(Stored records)
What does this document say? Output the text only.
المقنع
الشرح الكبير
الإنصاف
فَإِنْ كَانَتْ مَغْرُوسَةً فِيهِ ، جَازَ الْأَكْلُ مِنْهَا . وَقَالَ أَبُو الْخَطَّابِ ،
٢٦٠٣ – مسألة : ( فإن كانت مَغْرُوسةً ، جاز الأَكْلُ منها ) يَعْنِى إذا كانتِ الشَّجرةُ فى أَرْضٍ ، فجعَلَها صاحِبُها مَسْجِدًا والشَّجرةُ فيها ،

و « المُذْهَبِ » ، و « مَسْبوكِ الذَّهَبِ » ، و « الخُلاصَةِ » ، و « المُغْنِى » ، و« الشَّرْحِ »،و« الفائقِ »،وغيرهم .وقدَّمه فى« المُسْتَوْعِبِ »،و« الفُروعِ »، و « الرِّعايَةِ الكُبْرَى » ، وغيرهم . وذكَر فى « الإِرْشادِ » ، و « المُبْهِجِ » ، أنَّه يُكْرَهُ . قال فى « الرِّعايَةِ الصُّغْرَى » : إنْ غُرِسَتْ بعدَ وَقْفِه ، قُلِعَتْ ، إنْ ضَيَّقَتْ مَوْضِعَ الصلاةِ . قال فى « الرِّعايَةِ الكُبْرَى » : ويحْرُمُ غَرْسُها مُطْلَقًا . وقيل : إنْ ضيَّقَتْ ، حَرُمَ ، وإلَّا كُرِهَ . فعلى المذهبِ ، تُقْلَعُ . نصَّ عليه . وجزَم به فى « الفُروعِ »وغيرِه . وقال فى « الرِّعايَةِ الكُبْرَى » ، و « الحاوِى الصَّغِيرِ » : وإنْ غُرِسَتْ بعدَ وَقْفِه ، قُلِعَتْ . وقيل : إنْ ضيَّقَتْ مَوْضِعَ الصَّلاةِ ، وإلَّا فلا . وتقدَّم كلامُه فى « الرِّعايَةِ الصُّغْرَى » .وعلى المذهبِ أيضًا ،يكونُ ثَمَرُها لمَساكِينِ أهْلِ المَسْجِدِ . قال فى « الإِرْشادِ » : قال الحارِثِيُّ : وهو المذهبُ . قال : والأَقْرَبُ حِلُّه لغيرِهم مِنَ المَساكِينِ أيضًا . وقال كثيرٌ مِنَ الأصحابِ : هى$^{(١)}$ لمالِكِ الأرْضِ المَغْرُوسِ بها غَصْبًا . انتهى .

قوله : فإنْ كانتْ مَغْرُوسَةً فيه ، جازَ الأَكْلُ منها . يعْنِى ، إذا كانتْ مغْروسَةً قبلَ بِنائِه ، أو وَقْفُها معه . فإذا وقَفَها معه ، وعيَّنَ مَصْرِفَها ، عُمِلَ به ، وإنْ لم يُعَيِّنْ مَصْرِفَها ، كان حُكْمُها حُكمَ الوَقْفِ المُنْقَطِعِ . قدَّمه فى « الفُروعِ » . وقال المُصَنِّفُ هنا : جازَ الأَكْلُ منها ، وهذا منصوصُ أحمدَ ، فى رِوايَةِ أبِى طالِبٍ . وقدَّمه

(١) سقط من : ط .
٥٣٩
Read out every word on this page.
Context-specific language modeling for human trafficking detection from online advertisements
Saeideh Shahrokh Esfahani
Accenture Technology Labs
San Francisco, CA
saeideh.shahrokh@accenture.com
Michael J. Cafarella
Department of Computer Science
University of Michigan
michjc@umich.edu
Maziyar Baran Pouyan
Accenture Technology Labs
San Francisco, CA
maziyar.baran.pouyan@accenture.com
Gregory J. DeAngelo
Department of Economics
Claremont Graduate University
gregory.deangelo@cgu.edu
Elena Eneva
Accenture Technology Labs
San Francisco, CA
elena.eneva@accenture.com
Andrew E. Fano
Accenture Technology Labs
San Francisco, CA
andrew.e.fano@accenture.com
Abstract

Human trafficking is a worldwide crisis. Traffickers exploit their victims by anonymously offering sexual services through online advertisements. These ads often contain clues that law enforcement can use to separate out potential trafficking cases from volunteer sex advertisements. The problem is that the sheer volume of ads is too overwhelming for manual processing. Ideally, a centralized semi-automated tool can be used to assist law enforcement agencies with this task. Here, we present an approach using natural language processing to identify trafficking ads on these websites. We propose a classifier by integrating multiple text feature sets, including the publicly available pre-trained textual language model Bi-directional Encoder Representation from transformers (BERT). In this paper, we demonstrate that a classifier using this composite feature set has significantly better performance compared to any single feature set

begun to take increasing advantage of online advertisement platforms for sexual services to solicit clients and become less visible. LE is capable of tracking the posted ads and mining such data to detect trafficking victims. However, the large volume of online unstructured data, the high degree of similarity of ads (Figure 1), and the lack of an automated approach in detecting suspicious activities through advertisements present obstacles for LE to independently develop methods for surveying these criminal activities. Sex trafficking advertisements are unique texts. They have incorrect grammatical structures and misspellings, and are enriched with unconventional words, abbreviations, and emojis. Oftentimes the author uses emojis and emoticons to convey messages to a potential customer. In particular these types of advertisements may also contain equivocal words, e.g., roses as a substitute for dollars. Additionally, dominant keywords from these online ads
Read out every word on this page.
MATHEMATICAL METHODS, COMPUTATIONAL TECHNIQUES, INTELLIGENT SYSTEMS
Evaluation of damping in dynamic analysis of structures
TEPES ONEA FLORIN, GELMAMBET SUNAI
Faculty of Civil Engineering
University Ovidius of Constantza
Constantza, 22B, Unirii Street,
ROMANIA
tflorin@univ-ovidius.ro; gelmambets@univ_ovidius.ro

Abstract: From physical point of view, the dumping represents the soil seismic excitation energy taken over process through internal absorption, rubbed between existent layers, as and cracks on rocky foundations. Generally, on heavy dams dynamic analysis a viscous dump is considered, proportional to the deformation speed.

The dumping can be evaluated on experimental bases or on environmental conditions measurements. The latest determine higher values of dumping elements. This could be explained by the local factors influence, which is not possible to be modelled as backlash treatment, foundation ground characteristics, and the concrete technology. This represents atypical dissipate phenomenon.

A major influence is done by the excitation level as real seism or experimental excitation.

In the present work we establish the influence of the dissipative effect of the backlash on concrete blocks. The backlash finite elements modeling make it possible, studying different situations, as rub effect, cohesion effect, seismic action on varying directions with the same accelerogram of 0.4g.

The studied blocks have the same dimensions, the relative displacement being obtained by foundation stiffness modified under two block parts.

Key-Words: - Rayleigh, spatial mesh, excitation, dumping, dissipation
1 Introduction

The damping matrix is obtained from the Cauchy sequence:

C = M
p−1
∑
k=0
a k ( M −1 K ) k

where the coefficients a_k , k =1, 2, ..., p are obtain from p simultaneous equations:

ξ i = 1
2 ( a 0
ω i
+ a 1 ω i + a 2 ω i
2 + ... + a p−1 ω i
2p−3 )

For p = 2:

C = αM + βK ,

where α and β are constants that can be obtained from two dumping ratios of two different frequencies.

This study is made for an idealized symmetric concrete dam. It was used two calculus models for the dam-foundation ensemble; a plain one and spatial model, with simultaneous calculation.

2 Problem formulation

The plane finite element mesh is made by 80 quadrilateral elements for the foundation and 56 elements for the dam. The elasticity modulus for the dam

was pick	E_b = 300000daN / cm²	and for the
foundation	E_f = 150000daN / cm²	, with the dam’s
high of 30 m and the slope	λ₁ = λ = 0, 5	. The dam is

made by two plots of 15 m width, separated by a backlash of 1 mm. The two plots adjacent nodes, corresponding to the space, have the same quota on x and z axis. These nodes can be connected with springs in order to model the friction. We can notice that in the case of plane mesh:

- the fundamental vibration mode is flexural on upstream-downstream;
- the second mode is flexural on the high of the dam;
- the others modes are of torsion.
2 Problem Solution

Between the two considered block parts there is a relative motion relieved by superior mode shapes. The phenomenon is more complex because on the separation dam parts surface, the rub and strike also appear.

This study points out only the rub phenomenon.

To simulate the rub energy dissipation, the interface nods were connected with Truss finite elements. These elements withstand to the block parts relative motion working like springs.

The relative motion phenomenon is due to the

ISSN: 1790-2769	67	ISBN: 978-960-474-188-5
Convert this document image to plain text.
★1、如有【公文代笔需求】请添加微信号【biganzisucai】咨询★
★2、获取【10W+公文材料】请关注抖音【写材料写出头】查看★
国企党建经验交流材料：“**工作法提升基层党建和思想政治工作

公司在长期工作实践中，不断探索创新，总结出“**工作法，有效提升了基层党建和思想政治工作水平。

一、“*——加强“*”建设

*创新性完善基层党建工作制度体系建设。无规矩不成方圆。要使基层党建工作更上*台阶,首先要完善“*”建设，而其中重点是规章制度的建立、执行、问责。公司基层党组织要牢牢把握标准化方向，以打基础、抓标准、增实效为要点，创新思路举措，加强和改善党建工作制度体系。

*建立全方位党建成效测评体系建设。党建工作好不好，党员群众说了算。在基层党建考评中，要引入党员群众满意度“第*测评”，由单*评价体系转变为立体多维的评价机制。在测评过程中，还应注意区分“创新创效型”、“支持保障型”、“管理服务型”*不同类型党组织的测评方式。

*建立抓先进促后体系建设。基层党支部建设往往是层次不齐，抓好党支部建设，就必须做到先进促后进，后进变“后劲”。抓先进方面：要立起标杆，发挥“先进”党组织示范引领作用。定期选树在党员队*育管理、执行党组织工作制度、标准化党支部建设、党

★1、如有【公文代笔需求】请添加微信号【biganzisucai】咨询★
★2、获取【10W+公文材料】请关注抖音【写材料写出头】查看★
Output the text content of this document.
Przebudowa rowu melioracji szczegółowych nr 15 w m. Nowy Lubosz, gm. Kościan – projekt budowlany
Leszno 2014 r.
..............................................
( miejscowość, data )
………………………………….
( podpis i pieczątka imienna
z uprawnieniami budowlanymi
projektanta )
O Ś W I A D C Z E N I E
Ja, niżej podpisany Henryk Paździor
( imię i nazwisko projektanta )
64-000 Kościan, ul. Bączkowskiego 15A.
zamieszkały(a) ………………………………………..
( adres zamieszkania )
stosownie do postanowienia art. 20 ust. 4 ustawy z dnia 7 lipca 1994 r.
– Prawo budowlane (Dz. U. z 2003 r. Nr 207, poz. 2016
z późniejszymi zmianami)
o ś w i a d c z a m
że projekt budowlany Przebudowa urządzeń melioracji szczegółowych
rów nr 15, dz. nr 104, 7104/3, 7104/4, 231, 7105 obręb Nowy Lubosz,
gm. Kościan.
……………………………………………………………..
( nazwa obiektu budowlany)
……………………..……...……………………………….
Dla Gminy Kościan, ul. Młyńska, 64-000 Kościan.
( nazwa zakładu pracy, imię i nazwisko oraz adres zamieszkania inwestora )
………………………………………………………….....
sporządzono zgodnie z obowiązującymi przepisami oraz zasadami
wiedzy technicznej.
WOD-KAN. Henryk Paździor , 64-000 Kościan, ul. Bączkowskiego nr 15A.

AIM OF THE TASK:
Identify the lines in the entries that hold "document" and return each one.

EXERCISE SOLUTION:
What does this document say? Output the text only.
Convert this document image to plain text.
Output the text content of this document.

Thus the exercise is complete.